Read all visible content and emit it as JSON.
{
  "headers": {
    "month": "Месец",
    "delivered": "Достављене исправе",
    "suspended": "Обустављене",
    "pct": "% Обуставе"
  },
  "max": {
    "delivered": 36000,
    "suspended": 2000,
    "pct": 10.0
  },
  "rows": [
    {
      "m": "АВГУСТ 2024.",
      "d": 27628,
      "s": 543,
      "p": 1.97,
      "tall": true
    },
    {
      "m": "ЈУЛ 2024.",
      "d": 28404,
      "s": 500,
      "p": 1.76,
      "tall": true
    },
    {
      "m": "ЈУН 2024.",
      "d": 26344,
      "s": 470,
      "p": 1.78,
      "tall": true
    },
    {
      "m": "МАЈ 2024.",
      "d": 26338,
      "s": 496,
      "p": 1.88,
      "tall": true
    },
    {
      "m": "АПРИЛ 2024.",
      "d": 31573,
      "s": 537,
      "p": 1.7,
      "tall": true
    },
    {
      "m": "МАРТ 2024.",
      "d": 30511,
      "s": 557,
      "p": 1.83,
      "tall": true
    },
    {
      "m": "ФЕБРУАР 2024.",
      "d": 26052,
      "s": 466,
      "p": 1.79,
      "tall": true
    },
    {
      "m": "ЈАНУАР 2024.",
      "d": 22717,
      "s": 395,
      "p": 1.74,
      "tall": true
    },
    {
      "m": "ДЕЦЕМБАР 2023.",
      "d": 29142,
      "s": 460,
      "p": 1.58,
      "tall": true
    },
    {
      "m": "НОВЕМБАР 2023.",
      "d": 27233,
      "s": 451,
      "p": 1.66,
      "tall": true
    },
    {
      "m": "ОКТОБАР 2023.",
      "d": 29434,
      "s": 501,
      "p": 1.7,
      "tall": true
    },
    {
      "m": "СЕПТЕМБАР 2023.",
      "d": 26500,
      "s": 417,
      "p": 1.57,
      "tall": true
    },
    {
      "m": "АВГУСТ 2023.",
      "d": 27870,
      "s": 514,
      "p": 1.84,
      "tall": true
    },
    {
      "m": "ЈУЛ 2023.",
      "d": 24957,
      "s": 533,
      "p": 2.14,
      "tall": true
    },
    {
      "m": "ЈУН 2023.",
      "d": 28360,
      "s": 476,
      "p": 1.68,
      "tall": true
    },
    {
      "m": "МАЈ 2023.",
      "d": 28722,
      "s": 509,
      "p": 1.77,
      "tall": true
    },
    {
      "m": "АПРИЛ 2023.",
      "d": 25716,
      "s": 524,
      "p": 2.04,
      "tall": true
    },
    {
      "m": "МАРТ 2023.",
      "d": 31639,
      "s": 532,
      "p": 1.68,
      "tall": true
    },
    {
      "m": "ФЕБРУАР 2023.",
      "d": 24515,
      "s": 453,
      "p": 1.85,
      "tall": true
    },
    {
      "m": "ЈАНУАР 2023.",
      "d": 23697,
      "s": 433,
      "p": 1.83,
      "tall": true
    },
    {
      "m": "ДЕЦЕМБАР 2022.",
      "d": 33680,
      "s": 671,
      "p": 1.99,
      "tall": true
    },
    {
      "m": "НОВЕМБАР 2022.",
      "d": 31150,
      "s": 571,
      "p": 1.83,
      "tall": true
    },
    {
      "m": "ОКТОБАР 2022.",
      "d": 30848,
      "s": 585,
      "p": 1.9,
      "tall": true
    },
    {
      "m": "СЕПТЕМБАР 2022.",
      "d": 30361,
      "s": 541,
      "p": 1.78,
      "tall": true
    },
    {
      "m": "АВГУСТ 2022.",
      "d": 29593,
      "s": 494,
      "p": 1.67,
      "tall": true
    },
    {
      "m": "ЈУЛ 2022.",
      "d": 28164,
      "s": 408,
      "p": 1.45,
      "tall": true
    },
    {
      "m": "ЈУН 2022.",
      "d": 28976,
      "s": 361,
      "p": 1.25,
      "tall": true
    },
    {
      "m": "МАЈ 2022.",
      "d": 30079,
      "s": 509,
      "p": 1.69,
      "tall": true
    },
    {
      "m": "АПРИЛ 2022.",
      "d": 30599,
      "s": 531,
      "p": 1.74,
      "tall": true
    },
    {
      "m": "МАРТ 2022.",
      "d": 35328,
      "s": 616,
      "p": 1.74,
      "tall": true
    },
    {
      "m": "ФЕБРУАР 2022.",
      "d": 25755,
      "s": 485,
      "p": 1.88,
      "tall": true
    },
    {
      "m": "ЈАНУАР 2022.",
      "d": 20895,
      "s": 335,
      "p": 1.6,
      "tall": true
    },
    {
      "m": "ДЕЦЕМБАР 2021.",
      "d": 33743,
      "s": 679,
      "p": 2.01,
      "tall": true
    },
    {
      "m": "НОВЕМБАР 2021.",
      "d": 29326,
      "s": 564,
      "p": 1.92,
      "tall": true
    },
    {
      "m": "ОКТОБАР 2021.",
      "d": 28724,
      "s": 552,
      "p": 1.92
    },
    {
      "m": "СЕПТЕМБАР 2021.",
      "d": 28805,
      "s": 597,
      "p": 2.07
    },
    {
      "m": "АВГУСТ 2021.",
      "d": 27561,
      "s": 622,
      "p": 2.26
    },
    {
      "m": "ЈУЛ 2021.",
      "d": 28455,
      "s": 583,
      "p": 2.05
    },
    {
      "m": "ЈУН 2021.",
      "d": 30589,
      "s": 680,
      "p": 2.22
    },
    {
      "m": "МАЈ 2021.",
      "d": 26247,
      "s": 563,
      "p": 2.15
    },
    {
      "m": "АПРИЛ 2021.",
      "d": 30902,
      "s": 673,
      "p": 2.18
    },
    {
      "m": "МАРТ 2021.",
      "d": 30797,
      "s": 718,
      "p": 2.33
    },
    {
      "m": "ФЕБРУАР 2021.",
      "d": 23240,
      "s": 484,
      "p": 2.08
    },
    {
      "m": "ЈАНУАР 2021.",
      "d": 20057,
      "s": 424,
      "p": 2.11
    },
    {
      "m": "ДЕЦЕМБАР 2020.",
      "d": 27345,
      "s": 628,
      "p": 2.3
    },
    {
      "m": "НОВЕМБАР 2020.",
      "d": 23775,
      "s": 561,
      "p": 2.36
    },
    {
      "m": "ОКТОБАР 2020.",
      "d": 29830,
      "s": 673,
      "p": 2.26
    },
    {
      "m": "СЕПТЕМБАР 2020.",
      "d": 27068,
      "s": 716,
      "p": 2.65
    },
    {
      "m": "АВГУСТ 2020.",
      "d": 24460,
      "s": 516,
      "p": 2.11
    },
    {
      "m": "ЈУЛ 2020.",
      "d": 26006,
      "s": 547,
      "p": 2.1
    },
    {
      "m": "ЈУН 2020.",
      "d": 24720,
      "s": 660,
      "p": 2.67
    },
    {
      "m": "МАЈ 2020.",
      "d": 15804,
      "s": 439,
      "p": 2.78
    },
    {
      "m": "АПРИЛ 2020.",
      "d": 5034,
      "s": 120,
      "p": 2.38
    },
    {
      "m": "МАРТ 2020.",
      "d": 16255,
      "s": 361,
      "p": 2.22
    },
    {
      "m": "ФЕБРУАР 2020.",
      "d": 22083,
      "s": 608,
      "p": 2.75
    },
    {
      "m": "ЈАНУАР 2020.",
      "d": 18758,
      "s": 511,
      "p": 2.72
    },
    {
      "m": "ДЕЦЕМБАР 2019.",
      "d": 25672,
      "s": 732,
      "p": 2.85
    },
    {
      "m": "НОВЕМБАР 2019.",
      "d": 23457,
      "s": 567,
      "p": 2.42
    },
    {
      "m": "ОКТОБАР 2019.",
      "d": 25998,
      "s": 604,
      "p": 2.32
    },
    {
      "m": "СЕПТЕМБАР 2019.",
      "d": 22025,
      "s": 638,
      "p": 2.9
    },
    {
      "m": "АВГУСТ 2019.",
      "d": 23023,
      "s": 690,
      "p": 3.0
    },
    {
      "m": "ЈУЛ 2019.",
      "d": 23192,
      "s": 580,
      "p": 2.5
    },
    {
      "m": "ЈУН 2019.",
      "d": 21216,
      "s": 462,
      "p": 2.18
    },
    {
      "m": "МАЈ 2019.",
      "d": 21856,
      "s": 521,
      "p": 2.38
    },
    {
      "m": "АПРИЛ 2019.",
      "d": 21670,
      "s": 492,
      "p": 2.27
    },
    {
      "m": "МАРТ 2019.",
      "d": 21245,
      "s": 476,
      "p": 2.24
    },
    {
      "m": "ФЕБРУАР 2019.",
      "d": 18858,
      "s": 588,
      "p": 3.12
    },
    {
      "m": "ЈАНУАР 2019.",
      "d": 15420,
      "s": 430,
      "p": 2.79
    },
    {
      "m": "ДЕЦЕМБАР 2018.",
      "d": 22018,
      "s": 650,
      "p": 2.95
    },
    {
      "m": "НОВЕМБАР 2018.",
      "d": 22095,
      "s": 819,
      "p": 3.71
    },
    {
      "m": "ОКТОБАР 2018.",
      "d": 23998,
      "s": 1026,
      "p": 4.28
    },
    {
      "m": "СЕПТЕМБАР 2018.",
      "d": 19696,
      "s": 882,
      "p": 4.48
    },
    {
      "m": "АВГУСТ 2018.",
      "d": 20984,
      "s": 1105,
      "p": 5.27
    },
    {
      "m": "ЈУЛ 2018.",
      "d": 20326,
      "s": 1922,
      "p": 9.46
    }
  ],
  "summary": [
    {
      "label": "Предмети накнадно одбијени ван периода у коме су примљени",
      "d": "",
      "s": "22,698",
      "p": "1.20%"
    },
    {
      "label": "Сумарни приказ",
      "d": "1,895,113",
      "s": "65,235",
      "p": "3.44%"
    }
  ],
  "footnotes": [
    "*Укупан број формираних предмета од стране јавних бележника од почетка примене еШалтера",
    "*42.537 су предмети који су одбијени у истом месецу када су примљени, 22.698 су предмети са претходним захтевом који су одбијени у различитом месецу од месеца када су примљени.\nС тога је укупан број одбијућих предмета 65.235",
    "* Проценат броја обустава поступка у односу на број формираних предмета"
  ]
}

- - -

All lines in the data that contain the word "МАРТ" should be copied.

• **THE ANSWER**:
      "m": "МАРТ 2024.",
      "m": "МАРТ 2023.",
      "m": "МАРТ 2022.",
      "m": "МАРТ 2021.",
      "m": "МАРТ 2020.",
      "m": "МАРТ 2019.",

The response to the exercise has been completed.